▸ **Input**
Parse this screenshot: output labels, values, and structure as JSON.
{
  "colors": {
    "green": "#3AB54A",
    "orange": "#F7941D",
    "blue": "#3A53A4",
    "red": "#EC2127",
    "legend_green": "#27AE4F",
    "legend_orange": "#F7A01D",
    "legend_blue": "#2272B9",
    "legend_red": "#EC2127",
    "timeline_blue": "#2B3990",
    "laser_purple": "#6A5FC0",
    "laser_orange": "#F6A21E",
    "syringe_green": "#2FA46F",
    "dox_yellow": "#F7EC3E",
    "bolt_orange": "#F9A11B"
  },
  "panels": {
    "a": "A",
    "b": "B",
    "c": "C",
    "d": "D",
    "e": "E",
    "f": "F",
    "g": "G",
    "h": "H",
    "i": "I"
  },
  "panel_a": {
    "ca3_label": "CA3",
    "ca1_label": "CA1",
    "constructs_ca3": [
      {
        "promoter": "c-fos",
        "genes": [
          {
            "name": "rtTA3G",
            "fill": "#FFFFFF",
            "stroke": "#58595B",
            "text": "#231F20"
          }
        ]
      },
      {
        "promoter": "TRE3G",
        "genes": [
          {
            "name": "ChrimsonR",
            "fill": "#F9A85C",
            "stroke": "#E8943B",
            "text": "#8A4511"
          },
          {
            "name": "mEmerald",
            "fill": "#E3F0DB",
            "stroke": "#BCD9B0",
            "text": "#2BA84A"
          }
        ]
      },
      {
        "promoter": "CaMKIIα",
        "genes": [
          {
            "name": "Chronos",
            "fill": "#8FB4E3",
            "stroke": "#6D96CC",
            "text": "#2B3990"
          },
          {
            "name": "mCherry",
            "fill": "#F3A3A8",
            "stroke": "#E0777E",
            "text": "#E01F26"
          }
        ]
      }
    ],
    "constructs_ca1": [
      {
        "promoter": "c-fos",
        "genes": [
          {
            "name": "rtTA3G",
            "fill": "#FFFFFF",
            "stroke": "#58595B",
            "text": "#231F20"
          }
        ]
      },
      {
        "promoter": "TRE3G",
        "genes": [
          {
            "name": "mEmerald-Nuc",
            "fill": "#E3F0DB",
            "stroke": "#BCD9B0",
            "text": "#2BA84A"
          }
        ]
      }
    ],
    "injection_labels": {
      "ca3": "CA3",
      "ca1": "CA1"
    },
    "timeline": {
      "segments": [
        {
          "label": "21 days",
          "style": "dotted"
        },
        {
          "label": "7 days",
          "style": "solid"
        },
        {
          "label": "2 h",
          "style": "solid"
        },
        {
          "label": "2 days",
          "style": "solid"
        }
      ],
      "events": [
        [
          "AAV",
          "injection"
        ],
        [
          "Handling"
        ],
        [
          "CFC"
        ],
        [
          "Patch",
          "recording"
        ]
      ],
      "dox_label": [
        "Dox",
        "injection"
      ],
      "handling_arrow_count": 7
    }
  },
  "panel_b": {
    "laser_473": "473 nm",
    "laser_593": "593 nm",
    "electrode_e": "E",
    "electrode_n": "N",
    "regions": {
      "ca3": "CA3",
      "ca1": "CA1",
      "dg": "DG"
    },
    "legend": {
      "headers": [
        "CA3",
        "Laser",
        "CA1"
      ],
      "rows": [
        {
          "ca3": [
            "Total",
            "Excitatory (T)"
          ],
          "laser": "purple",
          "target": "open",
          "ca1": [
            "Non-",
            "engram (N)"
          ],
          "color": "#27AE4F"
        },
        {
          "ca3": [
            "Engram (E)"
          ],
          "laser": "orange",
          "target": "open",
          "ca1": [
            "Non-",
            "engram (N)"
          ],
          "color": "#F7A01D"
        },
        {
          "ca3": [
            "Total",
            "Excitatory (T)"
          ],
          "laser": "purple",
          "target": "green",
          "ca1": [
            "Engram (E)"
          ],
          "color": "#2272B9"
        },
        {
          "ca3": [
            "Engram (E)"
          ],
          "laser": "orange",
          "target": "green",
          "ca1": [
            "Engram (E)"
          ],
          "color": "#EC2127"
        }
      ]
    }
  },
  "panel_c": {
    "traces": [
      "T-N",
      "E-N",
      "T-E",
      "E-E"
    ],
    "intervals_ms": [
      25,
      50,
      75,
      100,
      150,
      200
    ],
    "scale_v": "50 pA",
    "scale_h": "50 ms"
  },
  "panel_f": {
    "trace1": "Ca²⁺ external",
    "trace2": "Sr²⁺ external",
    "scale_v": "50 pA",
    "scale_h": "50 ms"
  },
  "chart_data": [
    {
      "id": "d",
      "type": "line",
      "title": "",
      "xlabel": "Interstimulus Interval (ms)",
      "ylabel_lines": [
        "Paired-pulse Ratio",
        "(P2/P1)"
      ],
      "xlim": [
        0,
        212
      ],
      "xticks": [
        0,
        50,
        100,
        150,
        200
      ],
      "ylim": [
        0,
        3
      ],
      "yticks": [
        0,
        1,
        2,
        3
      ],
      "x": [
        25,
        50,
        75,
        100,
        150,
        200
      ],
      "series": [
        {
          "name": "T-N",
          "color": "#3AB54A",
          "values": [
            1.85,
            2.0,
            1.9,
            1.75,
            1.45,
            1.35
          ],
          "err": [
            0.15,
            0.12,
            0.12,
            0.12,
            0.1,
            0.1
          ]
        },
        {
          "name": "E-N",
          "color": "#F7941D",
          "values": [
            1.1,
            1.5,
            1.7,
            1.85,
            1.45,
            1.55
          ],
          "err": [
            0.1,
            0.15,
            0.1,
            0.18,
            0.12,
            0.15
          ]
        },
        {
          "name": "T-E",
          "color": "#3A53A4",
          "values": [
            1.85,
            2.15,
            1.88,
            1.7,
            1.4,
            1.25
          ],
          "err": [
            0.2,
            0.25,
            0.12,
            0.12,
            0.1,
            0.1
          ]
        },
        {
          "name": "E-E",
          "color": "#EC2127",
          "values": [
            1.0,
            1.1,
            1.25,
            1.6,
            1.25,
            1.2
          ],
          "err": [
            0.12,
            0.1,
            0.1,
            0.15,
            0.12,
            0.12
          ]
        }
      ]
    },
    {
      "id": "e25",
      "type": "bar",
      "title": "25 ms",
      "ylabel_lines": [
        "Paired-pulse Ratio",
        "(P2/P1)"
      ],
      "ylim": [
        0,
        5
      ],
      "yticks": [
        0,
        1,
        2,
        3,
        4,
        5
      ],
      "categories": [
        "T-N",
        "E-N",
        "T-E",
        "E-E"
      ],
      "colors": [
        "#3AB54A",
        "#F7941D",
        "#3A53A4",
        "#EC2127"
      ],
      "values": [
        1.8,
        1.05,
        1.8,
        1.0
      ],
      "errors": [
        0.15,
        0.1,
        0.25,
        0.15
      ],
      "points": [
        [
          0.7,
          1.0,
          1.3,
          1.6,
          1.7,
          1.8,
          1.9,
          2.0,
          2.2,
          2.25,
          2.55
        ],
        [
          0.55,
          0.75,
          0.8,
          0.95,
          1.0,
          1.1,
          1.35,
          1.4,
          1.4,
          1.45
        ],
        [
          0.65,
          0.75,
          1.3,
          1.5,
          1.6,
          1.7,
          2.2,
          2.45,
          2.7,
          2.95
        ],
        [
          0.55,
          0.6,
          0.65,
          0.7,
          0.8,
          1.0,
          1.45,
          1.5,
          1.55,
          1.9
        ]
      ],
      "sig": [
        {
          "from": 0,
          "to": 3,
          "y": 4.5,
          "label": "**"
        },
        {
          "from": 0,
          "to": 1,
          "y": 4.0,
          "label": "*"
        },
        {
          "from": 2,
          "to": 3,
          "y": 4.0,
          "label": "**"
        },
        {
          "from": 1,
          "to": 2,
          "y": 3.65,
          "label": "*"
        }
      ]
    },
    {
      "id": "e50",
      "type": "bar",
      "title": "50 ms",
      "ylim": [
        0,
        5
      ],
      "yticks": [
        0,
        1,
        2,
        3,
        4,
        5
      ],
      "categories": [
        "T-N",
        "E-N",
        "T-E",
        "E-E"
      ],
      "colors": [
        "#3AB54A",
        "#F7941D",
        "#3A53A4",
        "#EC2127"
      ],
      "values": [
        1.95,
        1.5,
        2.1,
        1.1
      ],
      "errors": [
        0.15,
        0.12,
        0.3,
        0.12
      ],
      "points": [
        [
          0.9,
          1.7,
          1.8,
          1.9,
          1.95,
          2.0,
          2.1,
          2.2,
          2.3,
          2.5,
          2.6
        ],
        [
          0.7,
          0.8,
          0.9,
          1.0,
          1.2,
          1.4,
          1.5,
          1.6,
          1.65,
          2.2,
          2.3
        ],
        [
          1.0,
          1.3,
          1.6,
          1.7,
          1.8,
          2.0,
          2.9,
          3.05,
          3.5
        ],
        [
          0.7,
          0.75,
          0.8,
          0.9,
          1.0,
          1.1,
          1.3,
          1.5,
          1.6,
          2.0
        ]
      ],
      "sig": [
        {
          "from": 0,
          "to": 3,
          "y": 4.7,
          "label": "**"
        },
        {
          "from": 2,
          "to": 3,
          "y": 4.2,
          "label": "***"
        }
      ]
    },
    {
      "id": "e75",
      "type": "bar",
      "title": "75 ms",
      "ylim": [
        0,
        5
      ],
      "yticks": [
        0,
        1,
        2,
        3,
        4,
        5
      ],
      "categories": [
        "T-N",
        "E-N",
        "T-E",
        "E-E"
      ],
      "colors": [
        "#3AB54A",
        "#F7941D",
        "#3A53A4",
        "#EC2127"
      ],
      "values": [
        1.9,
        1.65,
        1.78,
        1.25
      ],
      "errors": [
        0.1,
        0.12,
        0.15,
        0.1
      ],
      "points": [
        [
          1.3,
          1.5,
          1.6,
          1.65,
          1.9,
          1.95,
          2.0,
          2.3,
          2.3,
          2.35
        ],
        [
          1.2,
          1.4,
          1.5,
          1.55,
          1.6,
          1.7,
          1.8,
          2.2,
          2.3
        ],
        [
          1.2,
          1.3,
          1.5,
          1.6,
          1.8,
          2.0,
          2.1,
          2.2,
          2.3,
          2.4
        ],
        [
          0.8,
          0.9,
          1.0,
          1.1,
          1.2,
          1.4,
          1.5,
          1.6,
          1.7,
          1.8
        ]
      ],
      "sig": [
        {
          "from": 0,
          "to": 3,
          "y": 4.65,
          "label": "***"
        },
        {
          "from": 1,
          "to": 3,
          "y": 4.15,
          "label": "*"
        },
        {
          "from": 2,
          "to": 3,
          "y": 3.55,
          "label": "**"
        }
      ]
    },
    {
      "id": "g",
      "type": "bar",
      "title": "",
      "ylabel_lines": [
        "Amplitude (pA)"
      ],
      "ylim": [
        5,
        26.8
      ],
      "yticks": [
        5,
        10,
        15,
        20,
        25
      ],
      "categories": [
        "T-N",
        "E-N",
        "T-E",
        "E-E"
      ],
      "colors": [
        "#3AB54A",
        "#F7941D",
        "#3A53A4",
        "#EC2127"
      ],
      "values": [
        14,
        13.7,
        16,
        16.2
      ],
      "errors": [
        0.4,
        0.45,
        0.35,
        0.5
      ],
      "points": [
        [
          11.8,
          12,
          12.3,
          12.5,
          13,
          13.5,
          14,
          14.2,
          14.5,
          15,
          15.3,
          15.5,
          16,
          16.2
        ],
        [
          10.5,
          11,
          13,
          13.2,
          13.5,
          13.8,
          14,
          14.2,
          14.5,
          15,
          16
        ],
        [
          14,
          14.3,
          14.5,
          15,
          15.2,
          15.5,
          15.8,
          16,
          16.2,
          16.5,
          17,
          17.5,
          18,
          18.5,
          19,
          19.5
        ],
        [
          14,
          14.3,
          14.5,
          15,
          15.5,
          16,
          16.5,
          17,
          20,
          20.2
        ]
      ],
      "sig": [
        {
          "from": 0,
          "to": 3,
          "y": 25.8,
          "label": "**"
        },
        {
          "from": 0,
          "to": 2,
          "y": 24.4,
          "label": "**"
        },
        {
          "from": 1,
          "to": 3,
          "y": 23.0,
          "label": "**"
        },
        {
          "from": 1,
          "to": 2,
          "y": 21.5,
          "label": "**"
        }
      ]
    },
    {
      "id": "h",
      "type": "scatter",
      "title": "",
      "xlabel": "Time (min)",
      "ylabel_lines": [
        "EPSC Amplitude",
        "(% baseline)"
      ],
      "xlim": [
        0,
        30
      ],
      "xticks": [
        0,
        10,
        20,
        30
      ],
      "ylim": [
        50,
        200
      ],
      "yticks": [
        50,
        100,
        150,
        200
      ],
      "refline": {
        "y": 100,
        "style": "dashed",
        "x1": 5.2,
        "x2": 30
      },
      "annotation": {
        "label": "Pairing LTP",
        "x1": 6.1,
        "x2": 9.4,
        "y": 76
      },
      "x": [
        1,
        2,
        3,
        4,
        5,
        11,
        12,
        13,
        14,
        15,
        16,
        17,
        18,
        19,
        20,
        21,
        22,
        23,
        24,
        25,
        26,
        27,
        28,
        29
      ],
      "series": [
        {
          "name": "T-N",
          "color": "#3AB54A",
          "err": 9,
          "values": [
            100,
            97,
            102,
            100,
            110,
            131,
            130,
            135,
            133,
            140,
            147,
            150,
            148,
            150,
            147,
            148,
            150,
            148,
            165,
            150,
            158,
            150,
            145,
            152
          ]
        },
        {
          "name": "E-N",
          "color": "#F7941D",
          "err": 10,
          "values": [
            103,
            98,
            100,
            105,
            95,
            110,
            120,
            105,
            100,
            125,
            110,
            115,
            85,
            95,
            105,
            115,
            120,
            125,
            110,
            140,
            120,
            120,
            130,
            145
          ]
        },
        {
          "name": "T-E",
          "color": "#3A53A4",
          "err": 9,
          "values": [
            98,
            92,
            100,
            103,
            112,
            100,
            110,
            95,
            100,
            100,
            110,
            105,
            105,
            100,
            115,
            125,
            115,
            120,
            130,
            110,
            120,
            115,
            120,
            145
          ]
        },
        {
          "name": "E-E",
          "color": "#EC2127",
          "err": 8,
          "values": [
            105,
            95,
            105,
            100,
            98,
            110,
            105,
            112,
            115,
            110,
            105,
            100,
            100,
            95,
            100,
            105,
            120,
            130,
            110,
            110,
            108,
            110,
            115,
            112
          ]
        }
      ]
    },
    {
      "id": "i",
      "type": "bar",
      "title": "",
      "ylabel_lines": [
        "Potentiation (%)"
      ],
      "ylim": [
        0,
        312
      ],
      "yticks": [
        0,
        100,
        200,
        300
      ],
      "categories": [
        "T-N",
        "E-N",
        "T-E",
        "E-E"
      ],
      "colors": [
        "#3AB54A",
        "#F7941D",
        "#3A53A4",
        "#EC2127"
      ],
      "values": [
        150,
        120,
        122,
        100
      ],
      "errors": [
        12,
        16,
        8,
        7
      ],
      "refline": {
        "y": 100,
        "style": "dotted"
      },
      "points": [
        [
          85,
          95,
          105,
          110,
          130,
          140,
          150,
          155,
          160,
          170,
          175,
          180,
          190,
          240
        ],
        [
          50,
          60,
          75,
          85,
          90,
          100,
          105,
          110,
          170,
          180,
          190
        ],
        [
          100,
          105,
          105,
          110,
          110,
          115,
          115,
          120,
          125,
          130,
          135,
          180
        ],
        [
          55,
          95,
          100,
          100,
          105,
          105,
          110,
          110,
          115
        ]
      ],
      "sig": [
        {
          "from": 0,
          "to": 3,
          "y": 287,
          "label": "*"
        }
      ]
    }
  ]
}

▸ **Work to be completed**
Please go through the data above and copy each line containing the word "days".

▸ **Solution for this problem**
          "label": "21 days",
          "label": "7 days",
          "label": "2 days",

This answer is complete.